### WHAT TO PRODUCE
Identify, in the records below, every line where the string "soon" appears, and copy each such line.

### LISTING
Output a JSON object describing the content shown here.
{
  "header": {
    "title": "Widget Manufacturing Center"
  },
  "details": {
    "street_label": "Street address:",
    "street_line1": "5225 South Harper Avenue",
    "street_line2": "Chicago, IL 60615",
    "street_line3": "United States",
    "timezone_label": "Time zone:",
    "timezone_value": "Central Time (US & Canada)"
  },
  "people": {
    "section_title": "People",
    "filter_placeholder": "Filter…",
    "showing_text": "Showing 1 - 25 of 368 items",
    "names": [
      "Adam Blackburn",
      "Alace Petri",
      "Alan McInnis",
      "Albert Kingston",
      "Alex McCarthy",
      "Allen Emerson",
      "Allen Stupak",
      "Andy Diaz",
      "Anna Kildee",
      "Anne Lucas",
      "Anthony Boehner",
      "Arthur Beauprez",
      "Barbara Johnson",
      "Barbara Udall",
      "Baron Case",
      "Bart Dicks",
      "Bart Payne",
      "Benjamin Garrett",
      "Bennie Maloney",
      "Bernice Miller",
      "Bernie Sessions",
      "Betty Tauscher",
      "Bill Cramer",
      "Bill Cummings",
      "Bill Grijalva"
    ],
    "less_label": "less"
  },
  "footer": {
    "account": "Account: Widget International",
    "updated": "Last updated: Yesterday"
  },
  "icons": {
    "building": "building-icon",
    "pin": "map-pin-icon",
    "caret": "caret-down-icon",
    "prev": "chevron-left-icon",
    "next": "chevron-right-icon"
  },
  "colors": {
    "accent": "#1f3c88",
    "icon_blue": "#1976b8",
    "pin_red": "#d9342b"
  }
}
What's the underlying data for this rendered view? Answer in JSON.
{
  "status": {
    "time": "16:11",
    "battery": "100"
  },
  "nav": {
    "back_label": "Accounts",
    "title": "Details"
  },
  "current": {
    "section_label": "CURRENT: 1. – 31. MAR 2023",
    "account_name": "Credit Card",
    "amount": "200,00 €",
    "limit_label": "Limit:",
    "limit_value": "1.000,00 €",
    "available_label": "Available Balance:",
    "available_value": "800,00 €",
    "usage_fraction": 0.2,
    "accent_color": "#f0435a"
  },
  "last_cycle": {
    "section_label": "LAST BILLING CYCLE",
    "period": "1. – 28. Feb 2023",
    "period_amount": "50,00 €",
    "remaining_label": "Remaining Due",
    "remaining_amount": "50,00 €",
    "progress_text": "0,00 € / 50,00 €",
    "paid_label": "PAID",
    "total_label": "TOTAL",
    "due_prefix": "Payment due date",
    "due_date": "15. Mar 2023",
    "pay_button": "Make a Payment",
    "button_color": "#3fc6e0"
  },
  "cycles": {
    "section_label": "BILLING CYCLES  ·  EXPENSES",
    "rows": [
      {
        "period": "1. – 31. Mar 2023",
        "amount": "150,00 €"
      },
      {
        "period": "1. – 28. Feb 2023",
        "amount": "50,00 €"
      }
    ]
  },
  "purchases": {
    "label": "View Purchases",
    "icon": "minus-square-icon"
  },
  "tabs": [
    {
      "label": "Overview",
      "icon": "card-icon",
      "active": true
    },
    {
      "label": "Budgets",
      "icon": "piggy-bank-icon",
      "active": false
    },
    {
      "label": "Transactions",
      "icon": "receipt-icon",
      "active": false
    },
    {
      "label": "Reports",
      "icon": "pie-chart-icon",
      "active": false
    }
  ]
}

==

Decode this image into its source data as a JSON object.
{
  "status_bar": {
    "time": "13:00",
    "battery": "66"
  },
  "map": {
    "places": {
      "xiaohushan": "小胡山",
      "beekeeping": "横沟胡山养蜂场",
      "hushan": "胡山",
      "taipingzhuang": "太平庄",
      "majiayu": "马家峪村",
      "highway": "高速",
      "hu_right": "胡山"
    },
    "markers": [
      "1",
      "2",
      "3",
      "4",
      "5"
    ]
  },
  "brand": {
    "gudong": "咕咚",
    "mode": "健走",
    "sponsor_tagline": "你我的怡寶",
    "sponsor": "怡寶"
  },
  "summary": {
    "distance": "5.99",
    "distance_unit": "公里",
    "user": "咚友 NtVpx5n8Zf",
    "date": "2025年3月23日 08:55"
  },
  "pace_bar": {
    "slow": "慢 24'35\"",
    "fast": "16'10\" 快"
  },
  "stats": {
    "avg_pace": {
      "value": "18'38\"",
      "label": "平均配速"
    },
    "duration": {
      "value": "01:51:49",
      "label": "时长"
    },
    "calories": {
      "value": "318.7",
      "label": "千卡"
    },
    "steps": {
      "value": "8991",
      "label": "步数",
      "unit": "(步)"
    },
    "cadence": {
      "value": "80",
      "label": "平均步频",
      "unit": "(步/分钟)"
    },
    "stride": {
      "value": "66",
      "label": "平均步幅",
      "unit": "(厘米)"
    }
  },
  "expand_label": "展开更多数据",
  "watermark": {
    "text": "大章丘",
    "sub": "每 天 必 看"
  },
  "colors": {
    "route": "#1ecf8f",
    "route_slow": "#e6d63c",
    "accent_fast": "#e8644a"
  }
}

* * *

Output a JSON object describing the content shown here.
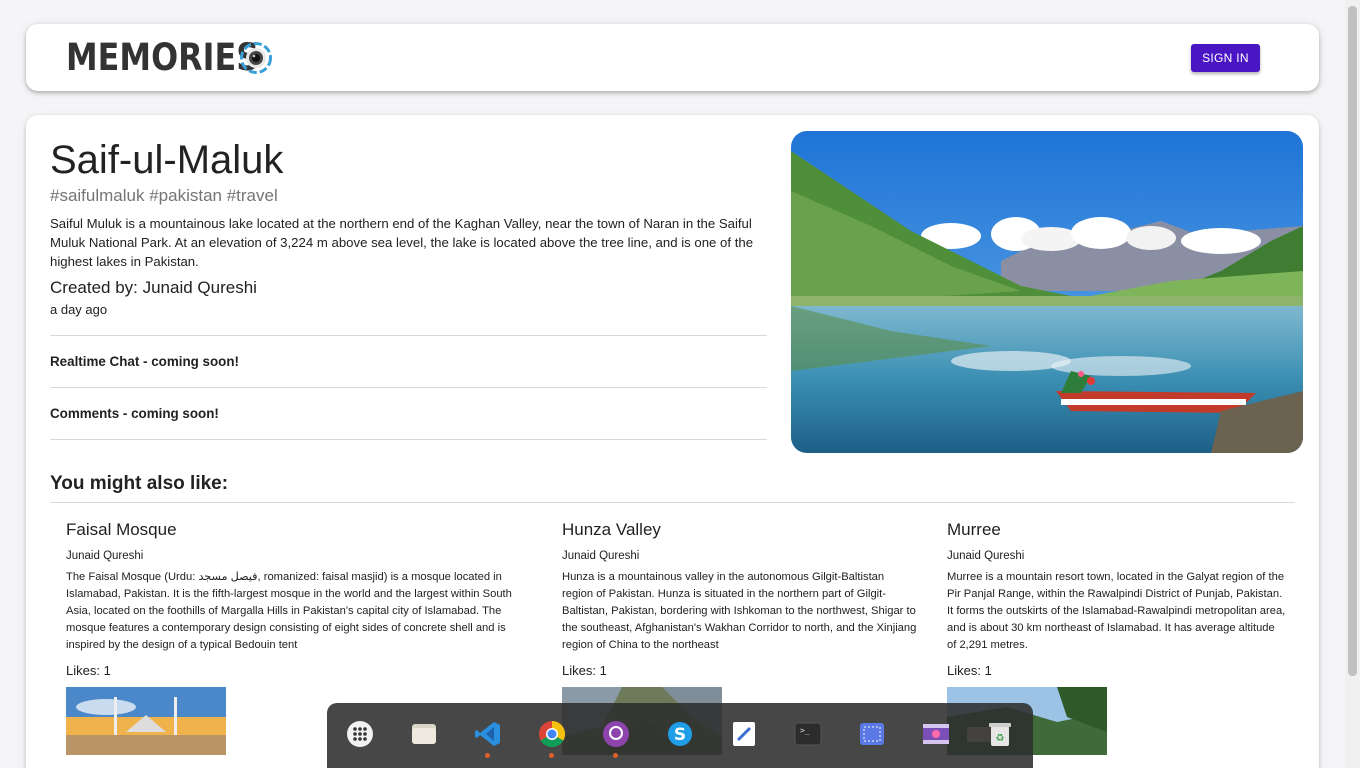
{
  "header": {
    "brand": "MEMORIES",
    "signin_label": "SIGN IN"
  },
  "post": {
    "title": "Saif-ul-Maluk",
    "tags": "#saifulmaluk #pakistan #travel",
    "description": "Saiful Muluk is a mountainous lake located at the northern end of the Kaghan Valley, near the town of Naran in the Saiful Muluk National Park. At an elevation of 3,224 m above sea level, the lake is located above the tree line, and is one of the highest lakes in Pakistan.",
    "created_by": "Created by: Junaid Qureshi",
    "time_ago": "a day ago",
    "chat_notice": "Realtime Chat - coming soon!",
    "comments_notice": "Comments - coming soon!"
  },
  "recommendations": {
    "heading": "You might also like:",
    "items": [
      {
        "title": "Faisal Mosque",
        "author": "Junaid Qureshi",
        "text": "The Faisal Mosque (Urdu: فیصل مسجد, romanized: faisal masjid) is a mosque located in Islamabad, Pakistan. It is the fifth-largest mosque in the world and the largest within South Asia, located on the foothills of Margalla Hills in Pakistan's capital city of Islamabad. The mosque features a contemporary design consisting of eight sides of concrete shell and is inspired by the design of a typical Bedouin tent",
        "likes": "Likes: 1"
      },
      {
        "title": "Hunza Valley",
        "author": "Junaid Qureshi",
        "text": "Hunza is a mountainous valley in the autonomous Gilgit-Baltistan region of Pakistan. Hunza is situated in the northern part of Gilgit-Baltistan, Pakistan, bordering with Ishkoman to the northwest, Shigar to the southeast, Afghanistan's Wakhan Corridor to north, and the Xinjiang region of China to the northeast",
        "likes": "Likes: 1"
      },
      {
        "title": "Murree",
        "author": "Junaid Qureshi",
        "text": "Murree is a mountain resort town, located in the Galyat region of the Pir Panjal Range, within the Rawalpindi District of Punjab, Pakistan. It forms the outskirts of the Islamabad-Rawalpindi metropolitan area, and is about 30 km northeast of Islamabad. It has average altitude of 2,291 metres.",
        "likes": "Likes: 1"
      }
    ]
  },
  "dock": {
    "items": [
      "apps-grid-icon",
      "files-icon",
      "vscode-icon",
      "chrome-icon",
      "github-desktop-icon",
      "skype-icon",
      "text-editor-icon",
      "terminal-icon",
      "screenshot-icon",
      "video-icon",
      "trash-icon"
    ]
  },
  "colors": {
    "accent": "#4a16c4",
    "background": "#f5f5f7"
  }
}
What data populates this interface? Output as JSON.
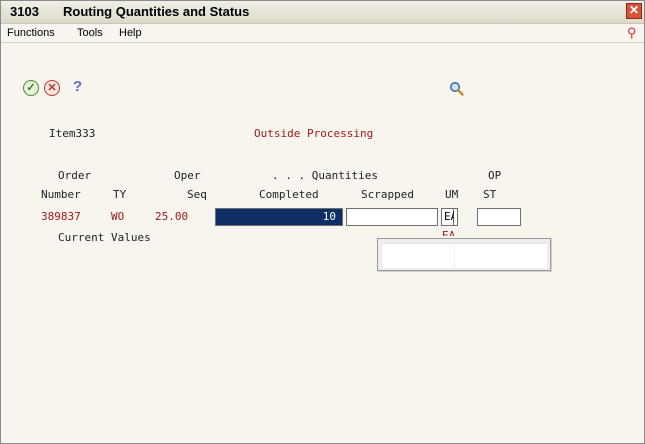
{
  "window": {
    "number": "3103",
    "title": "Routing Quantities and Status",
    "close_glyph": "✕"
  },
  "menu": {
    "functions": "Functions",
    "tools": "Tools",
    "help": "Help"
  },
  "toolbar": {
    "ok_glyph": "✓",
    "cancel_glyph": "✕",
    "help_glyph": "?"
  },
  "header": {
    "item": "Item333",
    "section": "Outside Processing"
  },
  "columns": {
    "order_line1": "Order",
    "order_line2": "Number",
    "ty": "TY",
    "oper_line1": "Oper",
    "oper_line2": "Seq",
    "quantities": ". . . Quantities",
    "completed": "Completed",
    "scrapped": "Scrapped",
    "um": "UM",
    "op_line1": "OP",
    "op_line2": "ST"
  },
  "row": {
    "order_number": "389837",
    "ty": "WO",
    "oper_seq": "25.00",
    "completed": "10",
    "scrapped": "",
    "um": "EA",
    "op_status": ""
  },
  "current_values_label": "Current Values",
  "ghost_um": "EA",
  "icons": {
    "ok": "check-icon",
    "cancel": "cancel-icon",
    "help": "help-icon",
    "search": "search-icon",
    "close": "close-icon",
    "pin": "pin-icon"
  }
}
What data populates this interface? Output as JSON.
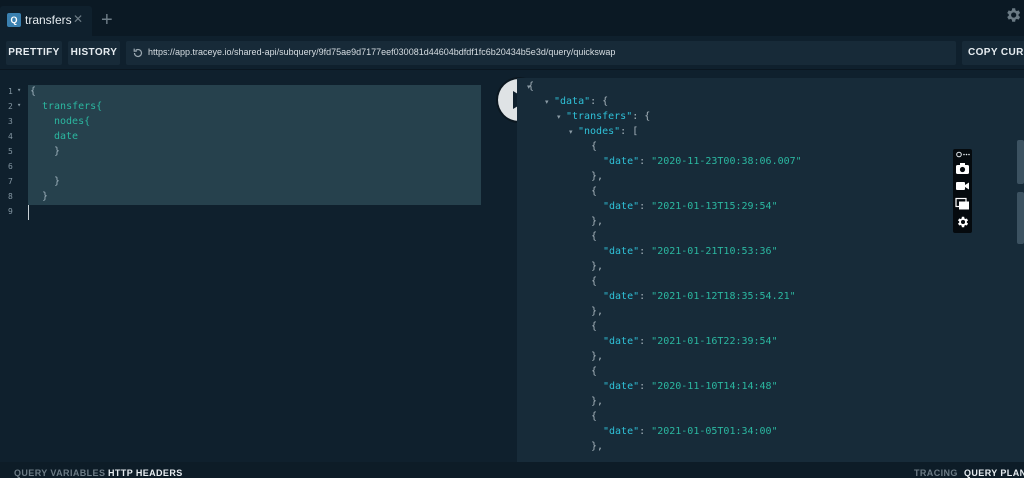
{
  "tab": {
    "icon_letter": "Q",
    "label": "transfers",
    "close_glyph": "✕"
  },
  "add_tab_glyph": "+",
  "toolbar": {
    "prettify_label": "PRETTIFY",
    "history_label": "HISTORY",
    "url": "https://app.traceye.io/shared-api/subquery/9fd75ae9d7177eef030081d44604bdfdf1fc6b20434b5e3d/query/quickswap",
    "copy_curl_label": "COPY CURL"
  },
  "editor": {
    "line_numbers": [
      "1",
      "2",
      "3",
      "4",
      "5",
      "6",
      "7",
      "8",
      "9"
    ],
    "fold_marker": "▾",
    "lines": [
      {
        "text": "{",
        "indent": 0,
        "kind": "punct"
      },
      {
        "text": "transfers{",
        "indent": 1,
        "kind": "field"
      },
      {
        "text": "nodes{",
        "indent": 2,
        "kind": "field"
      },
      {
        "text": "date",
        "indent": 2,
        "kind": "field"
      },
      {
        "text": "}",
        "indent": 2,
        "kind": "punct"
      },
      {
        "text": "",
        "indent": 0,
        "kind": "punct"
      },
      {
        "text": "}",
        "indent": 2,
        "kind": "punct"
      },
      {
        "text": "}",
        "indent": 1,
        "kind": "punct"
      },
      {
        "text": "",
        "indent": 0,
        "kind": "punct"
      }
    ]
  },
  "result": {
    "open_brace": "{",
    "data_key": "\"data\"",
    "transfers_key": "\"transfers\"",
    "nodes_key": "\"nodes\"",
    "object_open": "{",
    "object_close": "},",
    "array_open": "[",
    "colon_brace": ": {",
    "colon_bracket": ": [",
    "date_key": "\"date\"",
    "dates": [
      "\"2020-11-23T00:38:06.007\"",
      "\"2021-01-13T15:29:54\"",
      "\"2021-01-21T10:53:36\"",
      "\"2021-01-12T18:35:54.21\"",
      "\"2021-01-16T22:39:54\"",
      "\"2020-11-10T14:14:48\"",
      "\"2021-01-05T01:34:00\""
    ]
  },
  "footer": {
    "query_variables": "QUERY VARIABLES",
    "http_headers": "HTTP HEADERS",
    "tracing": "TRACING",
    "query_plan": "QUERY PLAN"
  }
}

### PROBLEM SOLUTION
    "chat_notice": "Realtime Chat - coming soon!",
    "comments_notice": "Comments - coming soon!"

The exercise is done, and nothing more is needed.